# Data provided start

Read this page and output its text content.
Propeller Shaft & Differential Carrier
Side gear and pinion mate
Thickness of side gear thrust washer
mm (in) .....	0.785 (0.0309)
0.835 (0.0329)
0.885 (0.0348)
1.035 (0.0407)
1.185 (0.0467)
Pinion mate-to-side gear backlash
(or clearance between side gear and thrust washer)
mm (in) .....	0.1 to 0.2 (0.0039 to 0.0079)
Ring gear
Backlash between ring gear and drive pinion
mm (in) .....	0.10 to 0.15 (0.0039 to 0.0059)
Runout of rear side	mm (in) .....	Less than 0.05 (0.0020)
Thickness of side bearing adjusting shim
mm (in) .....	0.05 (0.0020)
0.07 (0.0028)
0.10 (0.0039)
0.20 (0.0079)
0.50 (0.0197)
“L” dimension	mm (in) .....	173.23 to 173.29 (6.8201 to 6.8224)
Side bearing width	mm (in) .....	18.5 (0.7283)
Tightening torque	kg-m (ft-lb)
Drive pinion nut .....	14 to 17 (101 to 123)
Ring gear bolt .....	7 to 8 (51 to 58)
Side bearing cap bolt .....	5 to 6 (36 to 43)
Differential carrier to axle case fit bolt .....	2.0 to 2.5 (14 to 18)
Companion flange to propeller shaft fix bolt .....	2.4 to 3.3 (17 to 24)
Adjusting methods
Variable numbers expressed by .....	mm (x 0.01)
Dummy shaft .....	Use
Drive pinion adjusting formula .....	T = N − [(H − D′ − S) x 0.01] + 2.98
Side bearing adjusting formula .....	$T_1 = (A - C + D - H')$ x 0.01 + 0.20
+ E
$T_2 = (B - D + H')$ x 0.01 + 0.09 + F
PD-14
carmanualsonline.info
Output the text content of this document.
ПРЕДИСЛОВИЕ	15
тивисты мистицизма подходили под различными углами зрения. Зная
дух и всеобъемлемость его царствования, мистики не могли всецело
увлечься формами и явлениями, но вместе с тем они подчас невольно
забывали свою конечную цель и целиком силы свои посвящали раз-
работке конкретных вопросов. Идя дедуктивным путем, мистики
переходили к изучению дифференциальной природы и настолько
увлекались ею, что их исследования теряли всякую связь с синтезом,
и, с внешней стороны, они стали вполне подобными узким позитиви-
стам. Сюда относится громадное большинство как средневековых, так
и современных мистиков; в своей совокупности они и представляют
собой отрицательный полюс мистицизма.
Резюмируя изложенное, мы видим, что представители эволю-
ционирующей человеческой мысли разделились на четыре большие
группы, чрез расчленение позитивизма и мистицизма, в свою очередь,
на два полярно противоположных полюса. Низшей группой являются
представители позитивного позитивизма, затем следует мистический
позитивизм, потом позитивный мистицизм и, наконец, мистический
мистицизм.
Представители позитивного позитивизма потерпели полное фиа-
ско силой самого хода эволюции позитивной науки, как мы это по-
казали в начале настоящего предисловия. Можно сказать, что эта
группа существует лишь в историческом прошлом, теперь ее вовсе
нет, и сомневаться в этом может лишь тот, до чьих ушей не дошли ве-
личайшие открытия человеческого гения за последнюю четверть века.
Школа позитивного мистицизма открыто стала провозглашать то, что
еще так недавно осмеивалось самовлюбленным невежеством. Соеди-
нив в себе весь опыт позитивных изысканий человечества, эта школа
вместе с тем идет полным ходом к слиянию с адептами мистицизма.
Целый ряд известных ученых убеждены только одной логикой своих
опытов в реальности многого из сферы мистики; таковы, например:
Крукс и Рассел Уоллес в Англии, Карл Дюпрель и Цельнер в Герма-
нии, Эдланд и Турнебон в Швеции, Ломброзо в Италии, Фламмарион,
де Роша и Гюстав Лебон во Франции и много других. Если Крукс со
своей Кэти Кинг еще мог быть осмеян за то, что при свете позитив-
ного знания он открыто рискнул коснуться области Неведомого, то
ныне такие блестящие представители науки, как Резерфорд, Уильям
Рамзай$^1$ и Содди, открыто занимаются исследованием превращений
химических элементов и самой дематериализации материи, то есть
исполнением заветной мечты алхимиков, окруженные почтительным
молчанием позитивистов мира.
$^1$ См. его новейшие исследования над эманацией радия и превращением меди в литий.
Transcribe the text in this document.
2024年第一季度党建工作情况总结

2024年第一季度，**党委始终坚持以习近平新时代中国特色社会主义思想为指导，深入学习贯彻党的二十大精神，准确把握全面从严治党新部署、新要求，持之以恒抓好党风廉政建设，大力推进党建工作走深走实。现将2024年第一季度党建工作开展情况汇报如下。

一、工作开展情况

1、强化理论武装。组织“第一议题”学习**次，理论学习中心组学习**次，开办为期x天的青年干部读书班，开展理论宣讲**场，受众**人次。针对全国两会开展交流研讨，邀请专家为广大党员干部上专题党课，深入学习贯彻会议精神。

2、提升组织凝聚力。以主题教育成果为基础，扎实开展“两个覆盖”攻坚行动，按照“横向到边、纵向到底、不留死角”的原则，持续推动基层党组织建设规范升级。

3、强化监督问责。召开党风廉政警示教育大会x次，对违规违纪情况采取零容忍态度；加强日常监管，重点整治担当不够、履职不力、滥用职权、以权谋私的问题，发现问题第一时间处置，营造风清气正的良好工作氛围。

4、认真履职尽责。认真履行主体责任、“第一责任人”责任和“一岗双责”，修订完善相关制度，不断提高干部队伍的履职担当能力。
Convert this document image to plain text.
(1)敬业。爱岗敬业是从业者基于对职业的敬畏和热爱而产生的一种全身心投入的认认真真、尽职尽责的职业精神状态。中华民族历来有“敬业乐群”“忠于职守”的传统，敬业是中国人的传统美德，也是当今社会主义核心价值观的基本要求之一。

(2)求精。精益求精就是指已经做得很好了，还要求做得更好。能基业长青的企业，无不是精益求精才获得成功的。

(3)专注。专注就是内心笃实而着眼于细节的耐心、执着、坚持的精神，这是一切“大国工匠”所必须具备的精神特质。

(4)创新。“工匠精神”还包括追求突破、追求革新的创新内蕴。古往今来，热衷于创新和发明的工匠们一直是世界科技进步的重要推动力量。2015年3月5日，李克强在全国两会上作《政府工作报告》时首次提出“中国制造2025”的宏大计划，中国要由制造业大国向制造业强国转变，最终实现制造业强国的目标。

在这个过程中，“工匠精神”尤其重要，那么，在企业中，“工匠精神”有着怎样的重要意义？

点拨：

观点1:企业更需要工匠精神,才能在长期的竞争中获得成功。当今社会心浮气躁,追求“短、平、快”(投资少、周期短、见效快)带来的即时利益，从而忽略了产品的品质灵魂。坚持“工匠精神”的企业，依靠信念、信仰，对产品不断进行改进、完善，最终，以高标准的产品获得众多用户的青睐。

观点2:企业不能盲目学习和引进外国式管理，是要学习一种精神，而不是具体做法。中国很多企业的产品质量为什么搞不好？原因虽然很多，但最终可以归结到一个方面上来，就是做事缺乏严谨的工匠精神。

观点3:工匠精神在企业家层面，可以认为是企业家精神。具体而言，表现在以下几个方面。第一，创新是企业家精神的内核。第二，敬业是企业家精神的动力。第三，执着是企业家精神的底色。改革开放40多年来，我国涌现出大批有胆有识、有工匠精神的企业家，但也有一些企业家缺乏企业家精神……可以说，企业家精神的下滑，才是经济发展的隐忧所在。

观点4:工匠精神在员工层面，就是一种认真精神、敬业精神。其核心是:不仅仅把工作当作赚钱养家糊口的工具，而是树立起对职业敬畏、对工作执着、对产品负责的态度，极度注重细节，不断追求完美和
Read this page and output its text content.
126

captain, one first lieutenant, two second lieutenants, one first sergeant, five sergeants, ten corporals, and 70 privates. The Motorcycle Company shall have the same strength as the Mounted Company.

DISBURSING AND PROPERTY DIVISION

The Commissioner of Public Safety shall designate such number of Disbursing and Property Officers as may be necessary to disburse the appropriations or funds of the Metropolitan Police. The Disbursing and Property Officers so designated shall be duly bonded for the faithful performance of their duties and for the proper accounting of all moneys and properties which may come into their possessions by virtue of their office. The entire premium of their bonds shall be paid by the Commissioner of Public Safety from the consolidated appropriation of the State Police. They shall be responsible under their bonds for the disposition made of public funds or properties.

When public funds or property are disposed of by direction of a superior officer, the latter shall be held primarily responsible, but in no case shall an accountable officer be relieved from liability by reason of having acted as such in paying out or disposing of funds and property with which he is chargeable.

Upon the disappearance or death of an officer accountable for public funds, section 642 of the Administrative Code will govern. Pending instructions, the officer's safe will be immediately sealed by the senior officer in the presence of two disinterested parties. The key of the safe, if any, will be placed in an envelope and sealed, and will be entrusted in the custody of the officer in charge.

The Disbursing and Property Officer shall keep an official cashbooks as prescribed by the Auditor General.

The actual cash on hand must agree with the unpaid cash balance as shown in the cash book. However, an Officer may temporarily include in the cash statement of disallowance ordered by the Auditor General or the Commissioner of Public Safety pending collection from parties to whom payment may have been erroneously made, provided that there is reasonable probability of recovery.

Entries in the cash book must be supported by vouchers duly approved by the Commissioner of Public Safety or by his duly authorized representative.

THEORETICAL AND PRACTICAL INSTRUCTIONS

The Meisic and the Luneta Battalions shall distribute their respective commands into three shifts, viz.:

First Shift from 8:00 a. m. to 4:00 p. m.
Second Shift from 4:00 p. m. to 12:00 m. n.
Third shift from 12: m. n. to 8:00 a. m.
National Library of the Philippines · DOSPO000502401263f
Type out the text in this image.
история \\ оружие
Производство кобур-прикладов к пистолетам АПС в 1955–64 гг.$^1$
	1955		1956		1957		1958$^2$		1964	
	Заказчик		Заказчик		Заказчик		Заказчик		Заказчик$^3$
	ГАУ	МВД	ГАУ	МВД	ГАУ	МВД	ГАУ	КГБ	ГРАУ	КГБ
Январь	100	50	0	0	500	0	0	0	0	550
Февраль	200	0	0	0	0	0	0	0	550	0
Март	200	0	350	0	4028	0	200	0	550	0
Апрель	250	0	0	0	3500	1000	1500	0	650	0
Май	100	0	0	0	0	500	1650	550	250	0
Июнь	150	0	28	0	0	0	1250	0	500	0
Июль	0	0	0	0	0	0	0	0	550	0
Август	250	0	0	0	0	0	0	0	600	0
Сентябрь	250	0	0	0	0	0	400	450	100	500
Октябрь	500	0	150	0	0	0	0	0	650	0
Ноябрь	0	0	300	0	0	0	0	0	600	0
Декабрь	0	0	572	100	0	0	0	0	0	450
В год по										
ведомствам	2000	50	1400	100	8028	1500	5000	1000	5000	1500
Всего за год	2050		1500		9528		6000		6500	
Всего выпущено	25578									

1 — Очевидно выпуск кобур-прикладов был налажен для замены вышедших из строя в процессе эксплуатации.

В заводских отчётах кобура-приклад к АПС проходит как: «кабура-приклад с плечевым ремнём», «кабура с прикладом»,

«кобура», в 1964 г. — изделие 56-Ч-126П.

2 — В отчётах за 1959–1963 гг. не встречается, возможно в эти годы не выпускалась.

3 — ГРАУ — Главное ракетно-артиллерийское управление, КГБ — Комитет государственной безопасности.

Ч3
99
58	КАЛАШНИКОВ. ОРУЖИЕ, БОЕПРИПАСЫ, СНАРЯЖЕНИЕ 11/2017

# Data provided end

What is needed:
Only a number is wanted: how many lines of the data above contain "Thickness"?

Output below:
2